▶ WRITTEN TASK:
Gather the lines from the material that contain "title".

---------- DATASET ROWS

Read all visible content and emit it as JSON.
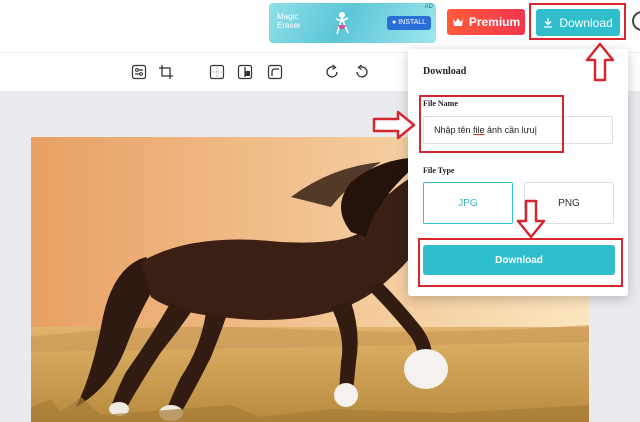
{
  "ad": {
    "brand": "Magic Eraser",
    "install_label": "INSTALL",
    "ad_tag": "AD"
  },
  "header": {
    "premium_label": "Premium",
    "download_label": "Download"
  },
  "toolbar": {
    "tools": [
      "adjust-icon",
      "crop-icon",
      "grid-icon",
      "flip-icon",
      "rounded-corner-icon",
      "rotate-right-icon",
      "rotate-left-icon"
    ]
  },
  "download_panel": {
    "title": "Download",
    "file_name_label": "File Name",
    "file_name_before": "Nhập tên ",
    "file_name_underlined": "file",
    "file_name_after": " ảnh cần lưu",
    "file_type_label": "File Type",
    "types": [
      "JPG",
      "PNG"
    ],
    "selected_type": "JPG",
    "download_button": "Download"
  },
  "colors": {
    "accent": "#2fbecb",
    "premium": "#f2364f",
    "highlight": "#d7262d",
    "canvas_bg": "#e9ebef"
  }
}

--------------------
---------- DATASET ROWS

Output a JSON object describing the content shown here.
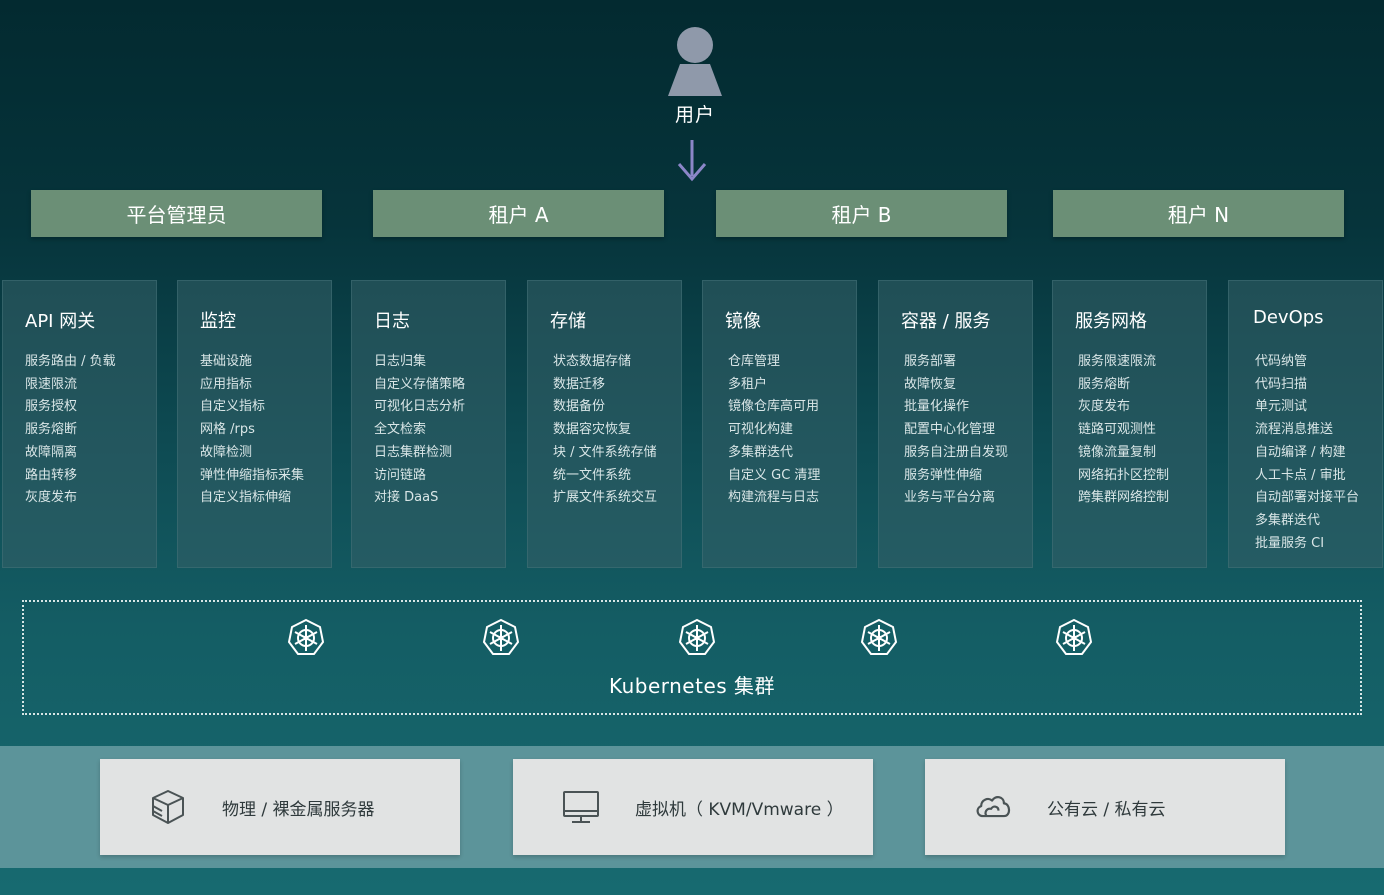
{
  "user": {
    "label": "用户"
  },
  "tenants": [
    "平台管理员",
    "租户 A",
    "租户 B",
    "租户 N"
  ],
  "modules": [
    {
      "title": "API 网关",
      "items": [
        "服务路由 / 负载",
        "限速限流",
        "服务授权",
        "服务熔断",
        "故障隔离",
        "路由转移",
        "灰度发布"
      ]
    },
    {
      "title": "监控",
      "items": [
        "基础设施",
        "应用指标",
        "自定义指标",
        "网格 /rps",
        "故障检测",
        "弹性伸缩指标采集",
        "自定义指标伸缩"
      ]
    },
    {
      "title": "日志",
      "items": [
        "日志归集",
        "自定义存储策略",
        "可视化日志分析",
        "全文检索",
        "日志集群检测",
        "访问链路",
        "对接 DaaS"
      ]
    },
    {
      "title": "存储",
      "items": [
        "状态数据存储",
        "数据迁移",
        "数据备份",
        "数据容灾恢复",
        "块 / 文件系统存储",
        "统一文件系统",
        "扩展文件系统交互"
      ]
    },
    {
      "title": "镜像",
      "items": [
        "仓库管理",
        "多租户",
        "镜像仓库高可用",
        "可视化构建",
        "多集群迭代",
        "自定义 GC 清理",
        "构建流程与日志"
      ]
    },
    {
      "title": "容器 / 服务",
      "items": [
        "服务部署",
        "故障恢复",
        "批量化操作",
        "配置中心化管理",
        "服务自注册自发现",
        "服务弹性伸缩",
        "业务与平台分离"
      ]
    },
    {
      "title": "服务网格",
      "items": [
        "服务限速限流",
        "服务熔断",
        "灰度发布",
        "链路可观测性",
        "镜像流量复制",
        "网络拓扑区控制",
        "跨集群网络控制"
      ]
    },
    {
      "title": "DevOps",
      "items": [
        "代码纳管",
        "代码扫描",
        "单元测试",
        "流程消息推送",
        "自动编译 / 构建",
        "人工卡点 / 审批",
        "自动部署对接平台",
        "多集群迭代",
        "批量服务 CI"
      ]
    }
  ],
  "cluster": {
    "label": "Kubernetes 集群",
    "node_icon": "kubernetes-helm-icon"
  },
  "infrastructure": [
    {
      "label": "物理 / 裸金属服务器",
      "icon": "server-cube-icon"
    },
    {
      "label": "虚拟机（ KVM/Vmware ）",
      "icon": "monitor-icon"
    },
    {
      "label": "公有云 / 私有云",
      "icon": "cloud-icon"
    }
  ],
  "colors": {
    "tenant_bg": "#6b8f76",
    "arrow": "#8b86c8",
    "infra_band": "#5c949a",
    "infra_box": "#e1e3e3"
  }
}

--------------------

▶ COMPLETE RESPONSE:
    "title": "Download",
      "title": "API 网关",
      "title": "监控",
      "title": "日志",
      "title": "存储",
      "title": "镜像",
      "title": "容器 / 服务",
      "title": "服务网格",
      "title": "DevOps",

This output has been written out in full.